■ **AIM**
Whenever a line below holds the word "string", copy that line.

:::::

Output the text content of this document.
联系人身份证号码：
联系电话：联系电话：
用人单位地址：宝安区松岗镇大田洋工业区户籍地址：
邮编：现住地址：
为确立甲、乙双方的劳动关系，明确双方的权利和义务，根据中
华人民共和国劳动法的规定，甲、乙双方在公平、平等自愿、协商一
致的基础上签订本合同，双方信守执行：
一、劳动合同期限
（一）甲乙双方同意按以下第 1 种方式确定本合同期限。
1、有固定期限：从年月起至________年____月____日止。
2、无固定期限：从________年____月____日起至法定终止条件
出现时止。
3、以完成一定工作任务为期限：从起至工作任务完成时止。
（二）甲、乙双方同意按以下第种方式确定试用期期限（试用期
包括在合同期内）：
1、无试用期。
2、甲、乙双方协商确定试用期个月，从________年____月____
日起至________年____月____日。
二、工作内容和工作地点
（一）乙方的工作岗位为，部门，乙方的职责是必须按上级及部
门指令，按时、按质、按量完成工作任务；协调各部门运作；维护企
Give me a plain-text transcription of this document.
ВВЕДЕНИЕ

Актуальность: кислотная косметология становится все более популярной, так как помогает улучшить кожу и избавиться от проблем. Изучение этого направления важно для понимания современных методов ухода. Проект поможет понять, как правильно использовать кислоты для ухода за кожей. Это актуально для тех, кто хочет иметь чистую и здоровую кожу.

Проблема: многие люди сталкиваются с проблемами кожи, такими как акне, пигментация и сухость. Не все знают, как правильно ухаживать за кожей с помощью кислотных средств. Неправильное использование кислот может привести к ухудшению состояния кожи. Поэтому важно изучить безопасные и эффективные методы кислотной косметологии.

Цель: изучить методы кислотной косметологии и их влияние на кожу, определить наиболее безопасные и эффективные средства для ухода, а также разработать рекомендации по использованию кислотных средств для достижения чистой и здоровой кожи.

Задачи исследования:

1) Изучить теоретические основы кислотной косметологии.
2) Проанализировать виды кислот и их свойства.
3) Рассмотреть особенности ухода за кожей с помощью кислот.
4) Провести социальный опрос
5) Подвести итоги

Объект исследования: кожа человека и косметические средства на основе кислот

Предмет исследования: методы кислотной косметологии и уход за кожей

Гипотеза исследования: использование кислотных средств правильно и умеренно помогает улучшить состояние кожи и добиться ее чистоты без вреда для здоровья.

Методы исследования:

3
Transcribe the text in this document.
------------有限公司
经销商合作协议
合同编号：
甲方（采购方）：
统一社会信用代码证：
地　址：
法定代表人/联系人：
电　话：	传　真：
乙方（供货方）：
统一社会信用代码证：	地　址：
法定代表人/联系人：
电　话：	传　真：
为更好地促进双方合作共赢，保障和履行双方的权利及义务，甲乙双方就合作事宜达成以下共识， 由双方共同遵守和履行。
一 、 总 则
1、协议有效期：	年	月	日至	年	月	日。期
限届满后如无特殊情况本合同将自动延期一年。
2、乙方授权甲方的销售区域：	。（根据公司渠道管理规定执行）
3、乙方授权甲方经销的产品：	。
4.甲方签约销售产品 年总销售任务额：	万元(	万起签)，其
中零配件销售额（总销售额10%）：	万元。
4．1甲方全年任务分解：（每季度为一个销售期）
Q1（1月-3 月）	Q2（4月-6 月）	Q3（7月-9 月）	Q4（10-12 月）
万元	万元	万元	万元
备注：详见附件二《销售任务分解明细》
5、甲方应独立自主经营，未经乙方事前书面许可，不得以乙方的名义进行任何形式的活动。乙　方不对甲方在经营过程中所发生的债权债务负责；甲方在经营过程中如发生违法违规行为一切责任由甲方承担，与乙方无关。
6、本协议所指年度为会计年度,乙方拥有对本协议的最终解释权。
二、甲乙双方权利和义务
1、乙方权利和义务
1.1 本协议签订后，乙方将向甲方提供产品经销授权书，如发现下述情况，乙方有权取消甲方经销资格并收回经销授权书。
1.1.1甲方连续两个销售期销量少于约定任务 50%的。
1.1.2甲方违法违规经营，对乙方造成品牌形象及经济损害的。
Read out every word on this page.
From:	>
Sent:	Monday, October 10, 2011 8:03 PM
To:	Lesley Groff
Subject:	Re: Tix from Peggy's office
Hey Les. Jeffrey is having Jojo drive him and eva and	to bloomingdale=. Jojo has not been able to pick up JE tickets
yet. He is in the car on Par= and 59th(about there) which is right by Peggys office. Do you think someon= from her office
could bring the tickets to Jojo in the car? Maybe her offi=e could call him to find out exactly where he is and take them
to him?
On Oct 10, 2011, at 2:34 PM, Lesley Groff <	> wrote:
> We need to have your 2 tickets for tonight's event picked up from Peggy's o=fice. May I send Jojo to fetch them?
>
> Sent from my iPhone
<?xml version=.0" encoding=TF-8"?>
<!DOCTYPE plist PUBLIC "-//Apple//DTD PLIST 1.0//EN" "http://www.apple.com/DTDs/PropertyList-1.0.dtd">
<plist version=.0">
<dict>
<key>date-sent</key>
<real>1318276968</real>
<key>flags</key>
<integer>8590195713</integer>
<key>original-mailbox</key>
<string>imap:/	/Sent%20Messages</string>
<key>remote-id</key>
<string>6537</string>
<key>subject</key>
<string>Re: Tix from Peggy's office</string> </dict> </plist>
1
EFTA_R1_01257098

:::::

■ **WRITTEN RESPONSE**
<string>imap:/	/Sent%20Messages</string>
<string>6537</string>
<string>Re: Tix from Peggy's office</string> </dict> </plist>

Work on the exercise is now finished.